— SHORT PROBLEM —
Locate each line containing the string "Error" and copy it out.

[Stored items from a collection]
-- START --

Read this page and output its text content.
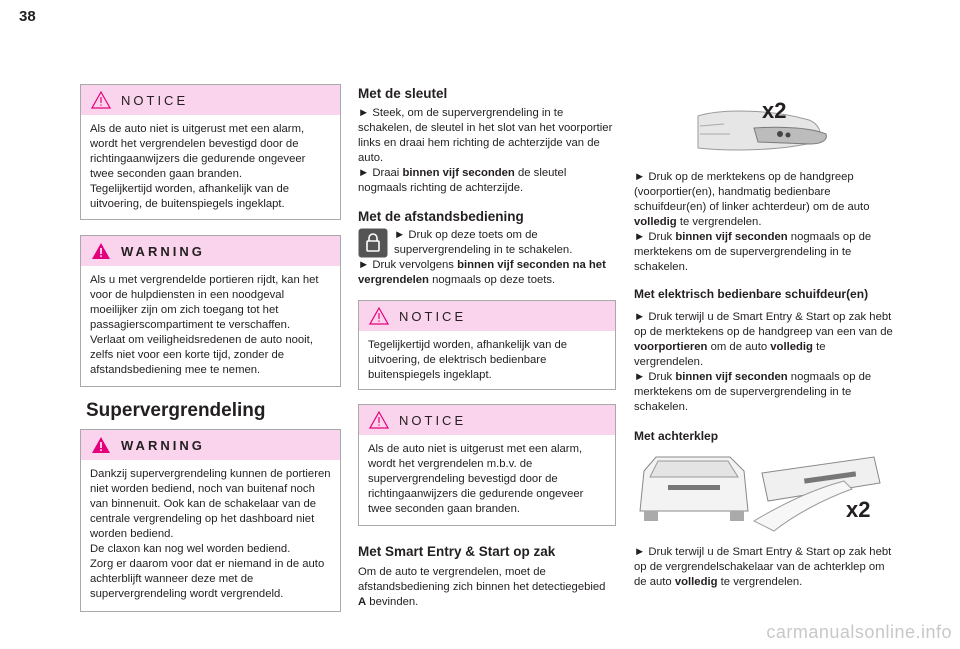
38
NOTICE

Als de auto niet is uitgerust met een alarm, wordt het vergrendelen bevestigd door de richtingaanwijzers die gedurende ongeveer twee seconden gaan branden.

Tegelijkertijd worden, afhankelijk van de uitvoering, de buitenspiegels ingeklapt.

WARNING

Als u met vergrendelde portieren rijdt, kan het voor de hulpdiensten in een noodgeval moeilijker zijn om zich toegang tot het passagierscompartiment te verschaffen.

Verlaat om veiligheidsredenen de auto nooit, zelfs niet voor een korte tijd, zonder de afstandsbediening mee te nemen.

Supervergrendeling
WARNING

Dankzij supervergrendeling kunnen de portieren niet worden bediend, noch van buitenaf noch van binnenuit. Ook kan de schakelaar van de centrale vergrendeling op het dashboard niet worden bediend.

De claxon kan nog wel worden bediend.

Zorg er daarom voor dat er niemand in de auto achterblijft wanneer deze met de supervergrendeling wordt vergrendeld.

Met de sleutel

► Steek, om de supervergrendeling in te schakelen, de sleutel in het slot van het voorportier links en draai hem richting de achterzijde van de auto.

► Draai binnen vijf seconden de sleutel nogmaals richting de achterzijde.

Met de afstandsbediening

► Druk op deze toets om de supervergrendeling in te schakelen.

► Druk vervolgens binnen vijf seconden na het vergrendelen nogmaals op deze toets.

NOTICE

Tegelijkertijd worden, afhankelijk van de uitvoering, de elektrisch bedienbare buitenspiegels ingeklapt.

NOTICE

Als de auto niet is uitgerust met een alarm, wordt het vergrendelen m.b.v. de supervergrendeling bevestigd door de richtingaanwijzers die gedurende ongeveer twee seconden gaan branden.

Met Smart Entry & Start op zak

Om de auto te vergrendelen, moet de afstandsbediening zich binnen het detectiegebied A bevinden.

x2

► Druk op de merktekens op de handgreep (voorportier(en), handmatig bedienbare schuifdeur(en) of linker achterdeur) om de auto volledig te vergrendelen.

► Druk binnen vijf seconden nogmaals op de merktekens om de supervergrendeling in te schakelen.

Met elektrisch bedienbare schuifdeur(en)

► Druk terwijl u de Smart Entry & Start op zak hebt op de merktekens op de handgreep van een van de voorportieren om de auto volledig te vergrendelen.

► Druk binnen vijf seconden nogmaals op de merktekens om de supervergrendeling in te schakelen.

Met achterklep
x2

► Druk terwijl u de Smart Entry & Start op zak hebt op de vergrendelschakelaar van de achterklep om de auto volledig te vergrendelen.

carmanualsonline.info
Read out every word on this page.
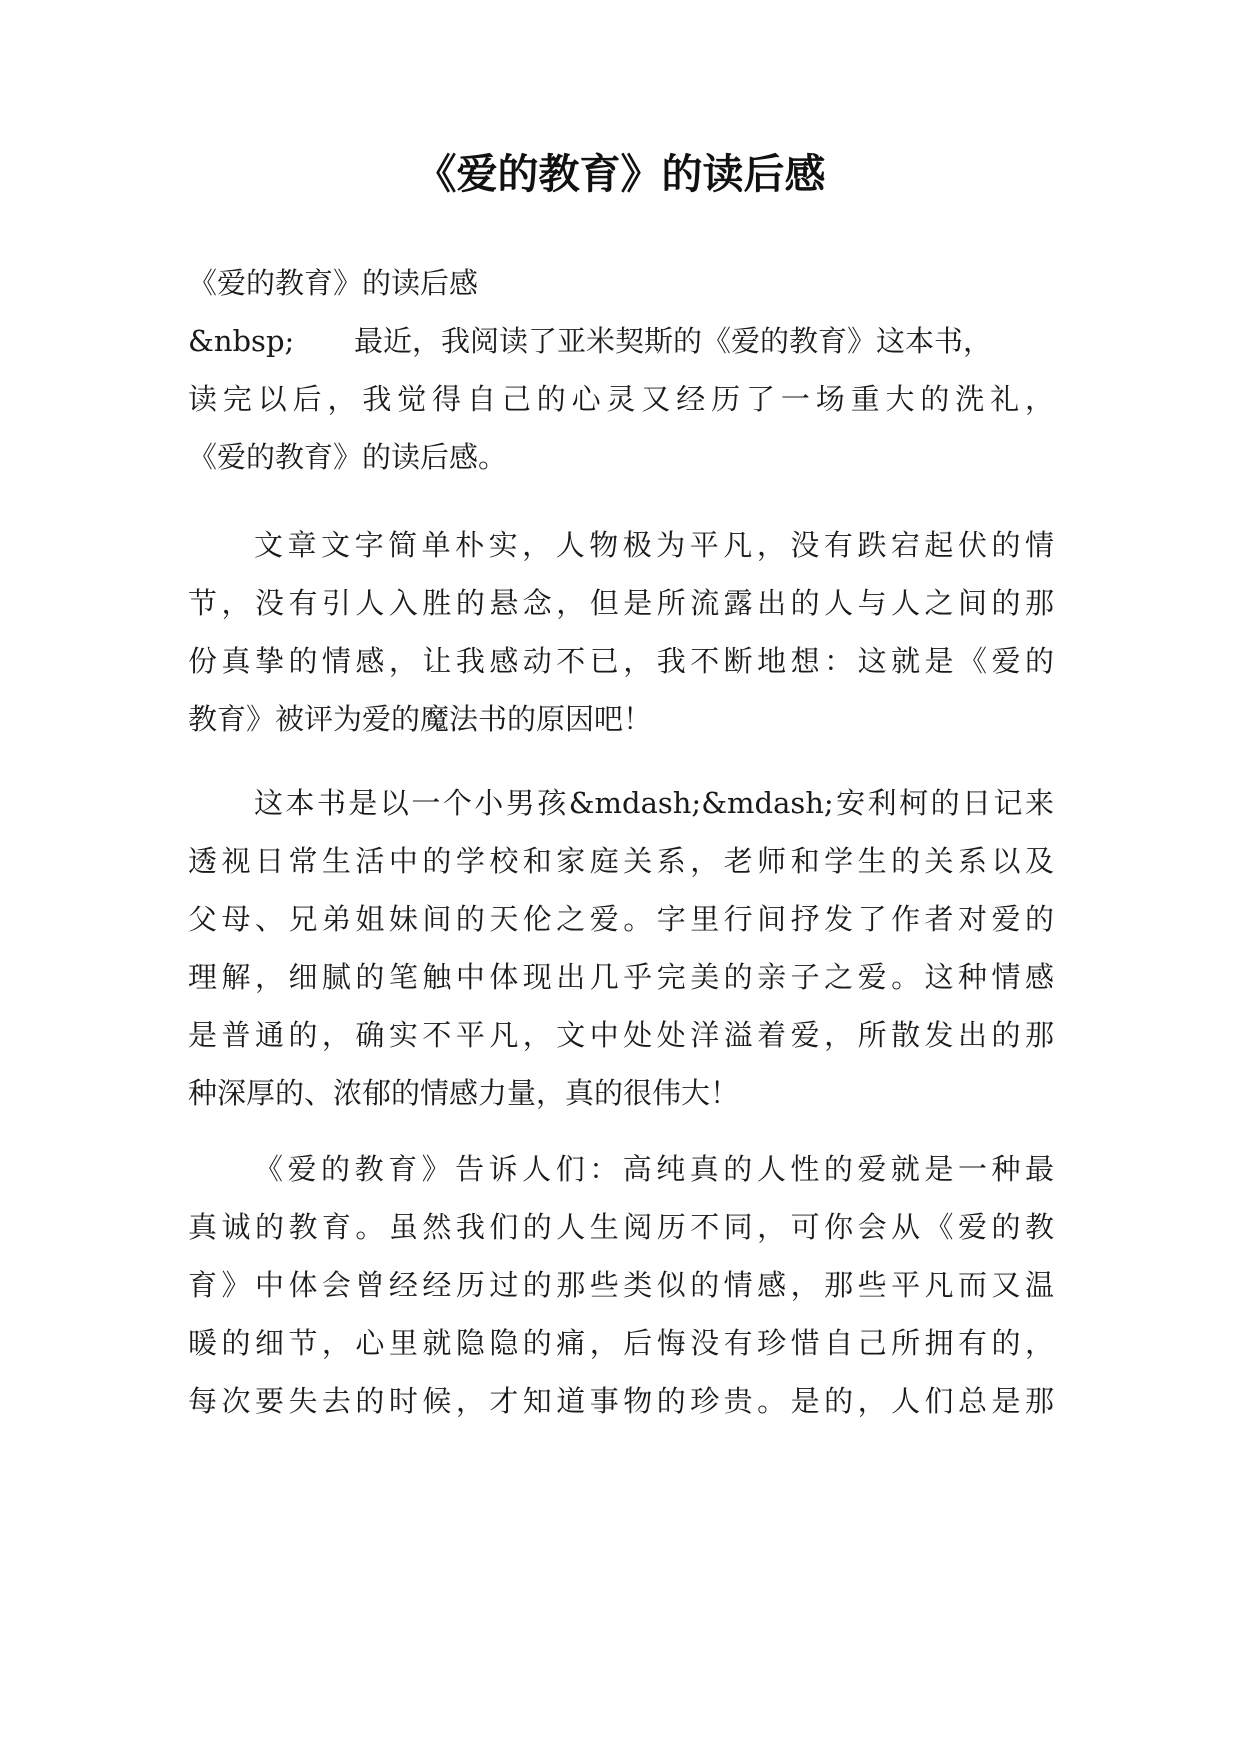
《爱的教育》的读后感
《爱的教育》的读后感
&nbsp; 最近，我阅读了亚米契斯的《爱的教育》这本书，
读完以后，我觉得自己的心灵又经历了一场重大的洗礼，
《爱的教育》的读后感。
文章文字简单朴实，人物极为平凡，没有跌宕起伏的情
节，没有引人入胜的悬念，但是所流露出的人与人之间的那
份真挚的情感，让我感动不已，我不断地想：这就是《爱的
教育》被评为爱的魔法书的原因吧！
这本书是以一个小男孩&mdash;&mdash;安利柯的日记来
透视日常生活中的学校和家庭关系，老师和学生的关系以及
父母、兄弟姐妹间的天伦之爱。字里行间抒发了作者对爱的
理解，细腻的笔触中体现出几乎完美的亲子之爱。这种情感
是普通的，确实不平凡，文中处处洋溢着爱，所散发出的那
种深厚的、浓郁的情感力量，真的很伟大！
《爱的教育》告诉人们：高纯真的人性的爱就是一种最
真诚的教育。虽然我们的人生阅历不同，可你会从《爱的教
育》中体会曾经经历过的那些类似的情感，那些平凡而又温
暖的细节，心里就隐隐的痛，后悔没有珍惜自己所拥有的，
每次要失去的时候，才知道事物的珍贵。是的，人们总是那
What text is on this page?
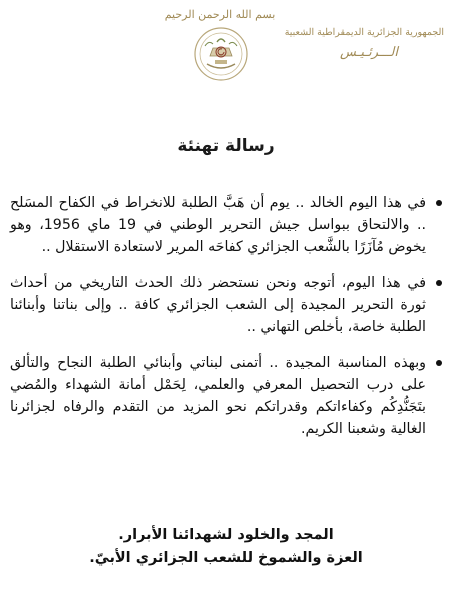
بسم الله الرحمن الرحيم
الجمهورية الجزائرية الديمقراطية الشعبية
الـــرئـيـس
رسالة تهنئة

في هذا اليوم الخالد .. يوم أن هَبَّ الطلبة للانخراط في الكفاح المسَلح .. والالتحاق ببواسل جيش التحرير الوطني في 19 ماي 1956، وهو يخوض مُآزَرًا بالشَّعب الجزائري كفاحَه المرير لاستعادة الاستقلال ..

في هذا اليوم، أتوجه ونحن نستحضر ذلك الحدث التاريخي من أحداث ثورة التحرير المجيدة إلى الشعب الجزائري كافة .. وإلى بناتنا وأبنائنا الطلبة خاصة، بأخلص التهاني ..

وبهذه المناسبة المجيدة .. أتمنى لبناتي وأبنائي الطلبة النجاح والتألق على درب التحصيل المعرفي والعلمي، لِحَمْل أمانة الشهداء والمُضي بتَجَنُّدِكُم وكفاءاتكم وقدراتكم نحو المزيد من التقدم والرفاه لجزائرنا الغالية وشعبنا الكريم.

المجد والخلود لشهدائنا الأبرار.
العزة والشموخ للشعب الجزائري الأبيّ.
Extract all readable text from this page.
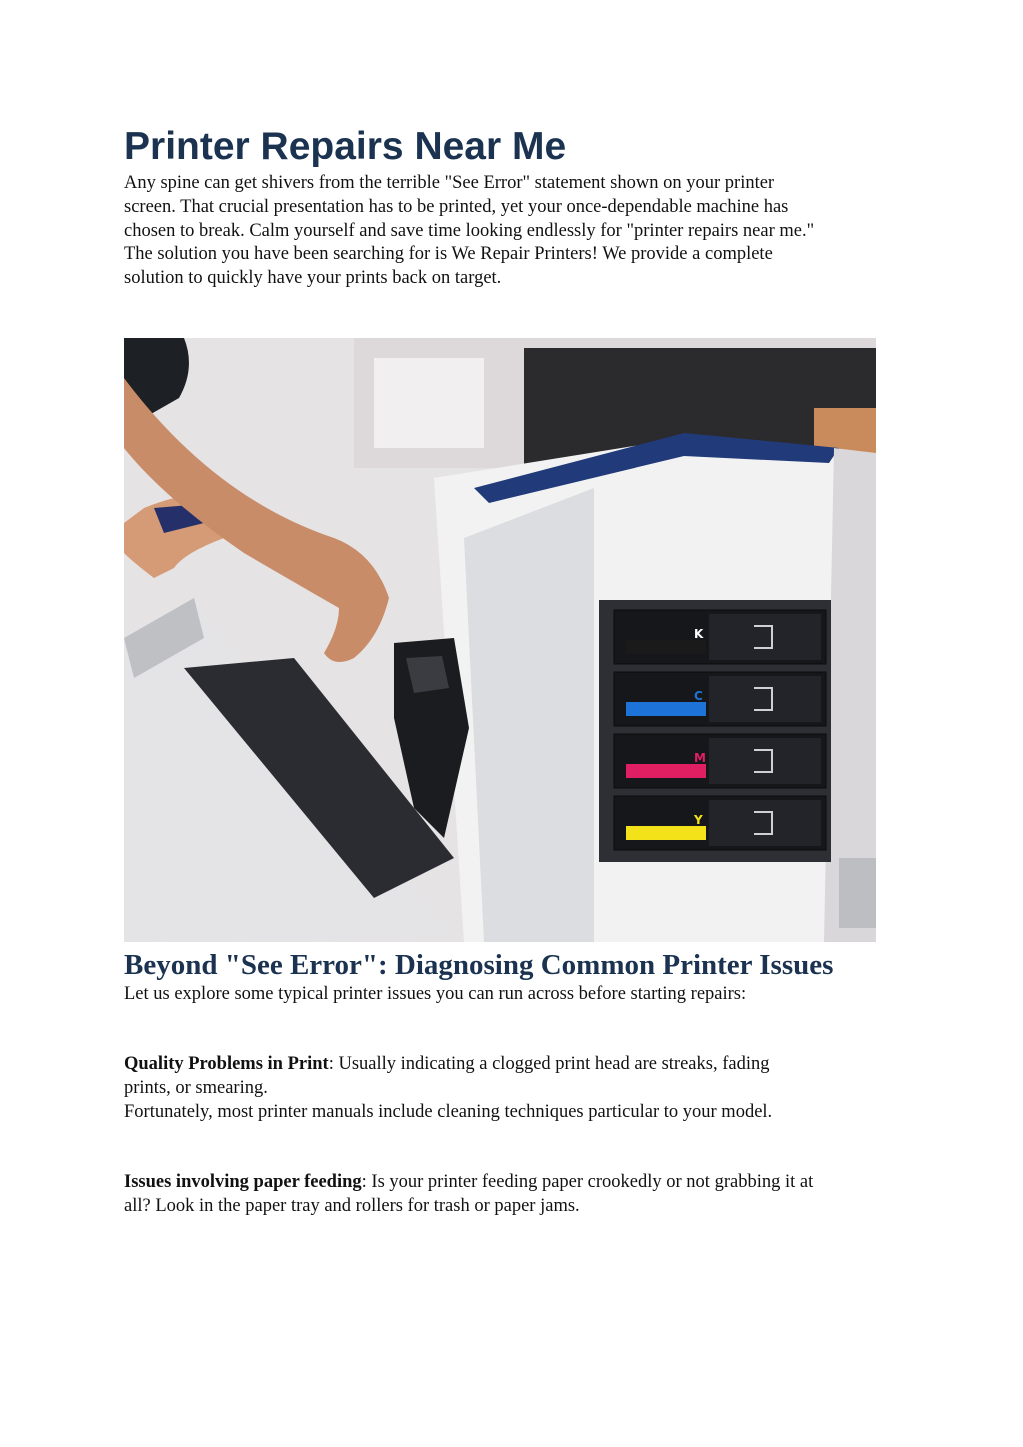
Printer Repairs Near Me

Any spine can get shivers from the terrible "See Error" statement shown on your printer
screen. That crucial presentation has to be printed, yet your once-dependable machine has
chosen to break. Calm yourself and save time looking endlessly for "printer repairs near me."
The solution you have been searching for is We Repair Printers! We provide a complete
solution to quickly have your prints back on target.

K
C
M
Y
Beyond "See Error": Diagnosing Common Printer Issues

Let us explore some typical printer issues you can run across before starting repairs:

Quality Problems in Print: Usually indicating a clogged print head are streaks, fading
prints, or smearing.
Fortunately, most printer manuals include cleaning techniques particular to your model.

Issues involving paper feeding: Is your printer feeding paper crookedly or not grabbing it at
all? Look in the paper tray and rollers for trash or paper jams.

-- END --

— FINAL RESULT —
Any spine can get shivers from the terrible "See Error" statement shown on your printer
Beyond "See Error": Diagnosing Common Printer Issues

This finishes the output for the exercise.